Stored items
####

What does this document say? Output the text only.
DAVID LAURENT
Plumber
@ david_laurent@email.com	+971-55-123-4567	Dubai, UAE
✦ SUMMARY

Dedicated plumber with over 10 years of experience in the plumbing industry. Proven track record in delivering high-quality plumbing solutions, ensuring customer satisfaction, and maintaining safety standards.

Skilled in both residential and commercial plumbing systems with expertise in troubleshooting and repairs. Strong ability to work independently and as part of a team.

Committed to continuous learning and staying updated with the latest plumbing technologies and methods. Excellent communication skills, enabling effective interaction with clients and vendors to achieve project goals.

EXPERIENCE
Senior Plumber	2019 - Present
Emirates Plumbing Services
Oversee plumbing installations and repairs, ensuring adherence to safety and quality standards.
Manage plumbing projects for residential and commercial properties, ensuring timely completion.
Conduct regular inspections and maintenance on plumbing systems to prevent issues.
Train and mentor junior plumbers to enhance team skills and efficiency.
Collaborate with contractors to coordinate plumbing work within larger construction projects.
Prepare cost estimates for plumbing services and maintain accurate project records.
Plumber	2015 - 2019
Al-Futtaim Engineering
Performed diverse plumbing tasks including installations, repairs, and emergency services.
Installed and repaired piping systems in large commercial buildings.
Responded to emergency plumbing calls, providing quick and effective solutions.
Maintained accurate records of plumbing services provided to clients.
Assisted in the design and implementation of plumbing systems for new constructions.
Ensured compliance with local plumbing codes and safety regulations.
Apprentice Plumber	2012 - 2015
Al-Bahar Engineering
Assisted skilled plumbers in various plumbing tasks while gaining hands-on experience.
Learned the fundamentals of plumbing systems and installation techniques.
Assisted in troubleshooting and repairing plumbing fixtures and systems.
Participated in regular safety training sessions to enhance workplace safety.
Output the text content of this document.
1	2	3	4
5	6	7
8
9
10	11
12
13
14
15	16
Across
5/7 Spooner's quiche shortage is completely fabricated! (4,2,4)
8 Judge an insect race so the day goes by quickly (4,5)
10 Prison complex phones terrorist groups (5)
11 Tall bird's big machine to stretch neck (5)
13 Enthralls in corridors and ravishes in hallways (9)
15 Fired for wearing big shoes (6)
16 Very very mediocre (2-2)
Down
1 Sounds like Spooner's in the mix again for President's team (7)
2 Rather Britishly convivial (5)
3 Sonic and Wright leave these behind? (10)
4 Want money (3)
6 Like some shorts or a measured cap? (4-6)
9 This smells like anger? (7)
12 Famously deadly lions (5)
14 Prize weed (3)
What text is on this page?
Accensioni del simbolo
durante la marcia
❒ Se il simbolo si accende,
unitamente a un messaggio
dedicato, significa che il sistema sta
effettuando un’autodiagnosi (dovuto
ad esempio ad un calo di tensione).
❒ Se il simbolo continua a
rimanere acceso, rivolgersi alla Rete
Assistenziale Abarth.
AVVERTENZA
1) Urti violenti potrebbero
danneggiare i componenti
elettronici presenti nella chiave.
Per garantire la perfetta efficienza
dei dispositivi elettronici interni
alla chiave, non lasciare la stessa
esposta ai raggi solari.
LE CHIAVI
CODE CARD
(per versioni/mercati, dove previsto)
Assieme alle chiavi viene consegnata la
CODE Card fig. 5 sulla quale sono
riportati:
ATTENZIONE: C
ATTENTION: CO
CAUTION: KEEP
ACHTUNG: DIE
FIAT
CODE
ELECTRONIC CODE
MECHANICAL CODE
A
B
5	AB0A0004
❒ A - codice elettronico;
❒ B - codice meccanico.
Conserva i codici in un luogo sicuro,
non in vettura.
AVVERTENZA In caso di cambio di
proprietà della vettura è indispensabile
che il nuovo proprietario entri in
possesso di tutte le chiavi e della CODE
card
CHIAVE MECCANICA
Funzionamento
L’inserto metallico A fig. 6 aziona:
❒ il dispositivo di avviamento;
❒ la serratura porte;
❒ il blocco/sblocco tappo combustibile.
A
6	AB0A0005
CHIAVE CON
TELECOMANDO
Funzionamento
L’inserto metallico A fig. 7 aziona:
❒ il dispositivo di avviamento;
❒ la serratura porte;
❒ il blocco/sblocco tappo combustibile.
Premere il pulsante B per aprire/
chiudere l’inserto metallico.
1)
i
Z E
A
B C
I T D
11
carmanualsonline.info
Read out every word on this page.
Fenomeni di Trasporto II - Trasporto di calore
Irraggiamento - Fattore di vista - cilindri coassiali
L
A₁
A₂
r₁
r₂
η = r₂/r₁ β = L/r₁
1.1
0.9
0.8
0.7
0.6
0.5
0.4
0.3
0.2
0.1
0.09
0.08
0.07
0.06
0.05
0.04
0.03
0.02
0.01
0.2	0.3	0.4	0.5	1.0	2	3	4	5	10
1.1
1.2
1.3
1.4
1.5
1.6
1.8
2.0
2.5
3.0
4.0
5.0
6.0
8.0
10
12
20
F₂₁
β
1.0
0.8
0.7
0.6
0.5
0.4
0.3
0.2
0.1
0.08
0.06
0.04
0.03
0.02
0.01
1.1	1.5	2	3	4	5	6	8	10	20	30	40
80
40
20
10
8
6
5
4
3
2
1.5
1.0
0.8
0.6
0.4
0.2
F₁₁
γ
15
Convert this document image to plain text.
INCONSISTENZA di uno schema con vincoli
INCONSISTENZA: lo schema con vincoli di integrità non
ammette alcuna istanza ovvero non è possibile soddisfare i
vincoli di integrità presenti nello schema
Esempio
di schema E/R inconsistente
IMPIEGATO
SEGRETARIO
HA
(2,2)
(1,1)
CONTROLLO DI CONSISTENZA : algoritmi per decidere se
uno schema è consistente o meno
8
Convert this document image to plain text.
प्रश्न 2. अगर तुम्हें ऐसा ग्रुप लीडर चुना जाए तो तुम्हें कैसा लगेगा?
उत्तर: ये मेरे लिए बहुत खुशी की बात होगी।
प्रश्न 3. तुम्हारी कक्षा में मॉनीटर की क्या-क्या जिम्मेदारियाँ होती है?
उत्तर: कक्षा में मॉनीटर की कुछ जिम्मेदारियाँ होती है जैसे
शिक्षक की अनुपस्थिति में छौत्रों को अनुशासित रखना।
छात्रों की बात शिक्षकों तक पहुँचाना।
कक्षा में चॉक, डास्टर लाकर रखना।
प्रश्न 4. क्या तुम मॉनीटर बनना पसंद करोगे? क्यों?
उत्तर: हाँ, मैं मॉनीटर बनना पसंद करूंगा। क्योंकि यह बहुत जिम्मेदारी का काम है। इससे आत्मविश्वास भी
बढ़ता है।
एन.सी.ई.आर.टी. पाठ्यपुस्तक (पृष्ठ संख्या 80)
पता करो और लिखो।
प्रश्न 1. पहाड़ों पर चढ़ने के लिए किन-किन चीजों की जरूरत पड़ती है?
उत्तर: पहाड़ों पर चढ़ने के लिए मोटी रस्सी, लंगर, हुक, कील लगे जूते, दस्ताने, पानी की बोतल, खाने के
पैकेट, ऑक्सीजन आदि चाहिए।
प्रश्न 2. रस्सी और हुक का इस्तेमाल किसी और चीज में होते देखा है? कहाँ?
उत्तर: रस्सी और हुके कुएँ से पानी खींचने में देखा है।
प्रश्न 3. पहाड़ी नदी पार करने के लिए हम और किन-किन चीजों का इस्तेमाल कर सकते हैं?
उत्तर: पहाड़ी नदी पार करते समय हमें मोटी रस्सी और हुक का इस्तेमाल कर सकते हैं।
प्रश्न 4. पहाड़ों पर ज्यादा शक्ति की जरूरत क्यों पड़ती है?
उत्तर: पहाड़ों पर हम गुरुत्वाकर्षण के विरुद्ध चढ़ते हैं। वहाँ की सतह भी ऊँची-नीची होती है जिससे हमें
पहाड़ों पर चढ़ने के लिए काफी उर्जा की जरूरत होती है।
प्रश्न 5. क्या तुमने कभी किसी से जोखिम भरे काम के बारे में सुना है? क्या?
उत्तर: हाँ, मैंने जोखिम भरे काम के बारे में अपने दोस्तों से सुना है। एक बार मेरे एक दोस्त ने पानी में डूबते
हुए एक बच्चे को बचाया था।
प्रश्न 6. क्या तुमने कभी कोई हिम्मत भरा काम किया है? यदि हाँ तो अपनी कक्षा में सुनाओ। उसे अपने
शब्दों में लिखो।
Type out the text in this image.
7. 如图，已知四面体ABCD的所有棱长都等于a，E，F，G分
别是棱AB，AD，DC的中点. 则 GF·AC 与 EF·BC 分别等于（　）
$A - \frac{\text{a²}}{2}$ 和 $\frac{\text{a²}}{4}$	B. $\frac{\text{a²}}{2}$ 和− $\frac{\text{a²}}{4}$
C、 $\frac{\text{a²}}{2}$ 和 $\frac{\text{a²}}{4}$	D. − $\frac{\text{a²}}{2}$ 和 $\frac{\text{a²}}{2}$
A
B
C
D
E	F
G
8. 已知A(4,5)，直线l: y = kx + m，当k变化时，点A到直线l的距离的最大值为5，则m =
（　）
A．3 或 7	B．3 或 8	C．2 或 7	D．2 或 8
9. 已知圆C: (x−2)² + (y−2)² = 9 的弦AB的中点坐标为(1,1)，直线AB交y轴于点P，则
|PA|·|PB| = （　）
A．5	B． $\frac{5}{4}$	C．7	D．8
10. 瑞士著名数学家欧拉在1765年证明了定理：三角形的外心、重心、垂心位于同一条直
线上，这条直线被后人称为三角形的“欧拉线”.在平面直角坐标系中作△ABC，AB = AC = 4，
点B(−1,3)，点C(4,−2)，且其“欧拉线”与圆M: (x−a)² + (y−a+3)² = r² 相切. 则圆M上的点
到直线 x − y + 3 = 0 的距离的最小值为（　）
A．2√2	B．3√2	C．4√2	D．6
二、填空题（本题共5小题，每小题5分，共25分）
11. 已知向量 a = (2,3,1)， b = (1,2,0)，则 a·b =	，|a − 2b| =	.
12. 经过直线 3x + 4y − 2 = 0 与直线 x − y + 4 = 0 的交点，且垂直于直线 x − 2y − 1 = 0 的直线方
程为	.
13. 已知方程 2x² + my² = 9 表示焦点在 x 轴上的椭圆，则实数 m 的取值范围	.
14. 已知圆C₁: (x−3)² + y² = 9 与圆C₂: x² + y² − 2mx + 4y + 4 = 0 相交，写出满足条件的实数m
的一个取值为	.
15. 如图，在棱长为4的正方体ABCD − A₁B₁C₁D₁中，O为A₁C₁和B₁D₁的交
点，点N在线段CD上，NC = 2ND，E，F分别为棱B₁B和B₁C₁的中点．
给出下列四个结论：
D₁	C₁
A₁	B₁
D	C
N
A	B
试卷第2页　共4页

####

- _Your objective_
Check each line of the entries above, and show every one holding the word "troubleshooting".

- _Solution for this problem_
Skilled in both residential and commercial plumbing systems with expertise in troubleshooting and repairs. Strong ability to work independently and as part of a team.
Assisted in troubleshooting and repairing plumbing fixtures and systems.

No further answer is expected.